Collected data:
* * * * *

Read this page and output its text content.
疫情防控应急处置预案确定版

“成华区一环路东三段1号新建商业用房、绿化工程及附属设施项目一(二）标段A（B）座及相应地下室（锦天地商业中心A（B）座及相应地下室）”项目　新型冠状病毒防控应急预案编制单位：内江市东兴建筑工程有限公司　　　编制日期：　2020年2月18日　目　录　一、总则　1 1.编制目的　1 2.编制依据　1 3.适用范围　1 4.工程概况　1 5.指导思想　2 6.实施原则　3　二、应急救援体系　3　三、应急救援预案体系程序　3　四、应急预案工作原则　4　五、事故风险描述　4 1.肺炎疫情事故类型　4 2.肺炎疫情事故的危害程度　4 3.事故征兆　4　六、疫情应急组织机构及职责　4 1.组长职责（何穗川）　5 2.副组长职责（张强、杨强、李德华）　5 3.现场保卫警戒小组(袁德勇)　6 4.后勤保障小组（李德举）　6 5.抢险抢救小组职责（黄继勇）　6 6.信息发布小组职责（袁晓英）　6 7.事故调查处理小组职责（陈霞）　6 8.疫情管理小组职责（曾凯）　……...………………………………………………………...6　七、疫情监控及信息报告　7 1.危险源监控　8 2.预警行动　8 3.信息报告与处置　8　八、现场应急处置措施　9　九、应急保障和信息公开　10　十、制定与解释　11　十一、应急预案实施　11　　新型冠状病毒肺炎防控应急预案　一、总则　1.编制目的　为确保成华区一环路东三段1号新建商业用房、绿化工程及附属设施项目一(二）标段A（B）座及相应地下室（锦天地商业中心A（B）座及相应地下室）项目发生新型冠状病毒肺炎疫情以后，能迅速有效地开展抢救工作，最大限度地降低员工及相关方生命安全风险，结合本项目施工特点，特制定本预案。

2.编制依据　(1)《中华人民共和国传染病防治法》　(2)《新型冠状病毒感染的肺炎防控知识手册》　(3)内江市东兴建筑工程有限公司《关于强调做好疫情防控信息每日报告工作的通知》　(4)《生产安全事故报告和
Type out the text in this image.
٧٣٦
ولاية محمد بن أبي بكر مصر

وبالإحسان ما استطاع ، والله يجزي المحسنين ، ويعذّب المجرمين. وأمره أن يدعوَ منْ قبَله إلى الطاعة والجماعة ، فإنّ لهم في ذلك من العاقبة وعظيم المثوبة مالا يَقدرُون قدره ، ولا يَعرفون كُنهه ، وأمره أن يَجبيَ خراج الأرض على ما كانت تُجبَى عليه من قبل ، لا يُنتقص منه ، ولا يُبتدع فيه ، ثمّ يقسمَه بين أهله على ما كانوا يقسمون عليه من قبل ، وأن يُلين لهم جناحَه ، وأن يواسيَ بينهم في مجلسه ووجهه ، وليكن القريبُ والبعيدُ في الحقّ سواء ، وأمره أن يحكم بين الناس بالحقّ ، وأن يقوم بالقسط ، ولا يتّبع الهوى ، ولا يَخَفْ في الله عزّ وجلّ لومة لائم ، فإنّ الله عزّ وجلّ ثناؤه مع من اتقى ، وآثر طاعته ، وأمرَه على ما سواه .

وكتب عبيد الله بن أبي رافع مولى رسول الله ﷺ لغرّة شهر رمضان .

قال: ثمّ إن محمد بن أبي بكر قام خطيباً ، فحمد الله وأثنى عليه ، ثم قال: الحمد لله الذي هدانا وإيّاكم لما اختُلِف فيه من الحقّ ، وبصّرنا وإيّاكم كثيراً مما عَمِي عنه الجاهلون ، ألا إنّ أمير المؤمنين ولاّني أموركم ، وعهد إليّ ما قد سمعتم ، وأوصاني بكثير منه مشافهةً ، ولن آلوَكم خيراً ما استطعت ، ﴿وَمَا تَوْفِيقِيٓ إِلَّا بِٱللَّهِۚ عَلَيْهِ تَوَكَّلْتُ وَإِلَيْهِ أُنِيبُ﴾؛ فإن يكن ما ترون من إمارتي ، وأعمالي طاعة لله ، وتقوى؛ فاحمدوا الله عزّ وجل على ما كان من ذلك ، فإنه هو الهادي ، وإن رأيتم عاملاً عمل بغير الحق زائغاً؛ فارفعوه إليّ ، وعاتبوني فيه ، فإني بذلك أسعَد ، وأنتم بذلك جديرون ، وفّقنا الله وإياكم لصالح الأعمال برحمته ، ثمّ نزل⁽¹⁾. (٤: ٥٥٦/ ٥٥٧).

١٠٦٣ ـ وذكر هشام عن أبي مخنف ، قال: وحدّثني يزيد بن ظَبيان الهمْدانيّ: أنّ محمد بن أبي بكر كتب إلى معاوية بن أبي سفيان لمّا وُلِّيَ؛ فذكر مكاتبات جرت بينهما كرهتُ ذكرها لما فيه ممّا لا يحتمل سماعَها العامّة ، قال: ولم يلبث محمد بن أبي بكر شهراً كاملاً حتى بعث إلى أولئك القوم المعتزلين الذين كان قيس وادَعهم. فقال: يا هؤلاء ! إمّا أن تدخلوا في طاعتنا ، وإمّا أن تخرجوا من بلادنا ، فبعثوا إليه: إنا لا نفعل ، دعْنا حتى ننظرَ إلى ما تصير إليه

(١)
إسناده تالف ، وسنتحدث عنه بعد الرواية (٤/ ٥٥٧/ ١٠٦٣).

* * * * *

EXERCISE AIM:
Find each line holding the string "text" and copy it out.

ANSWER IN FULL:
Read this page and output its text content.
Type out the text in this image.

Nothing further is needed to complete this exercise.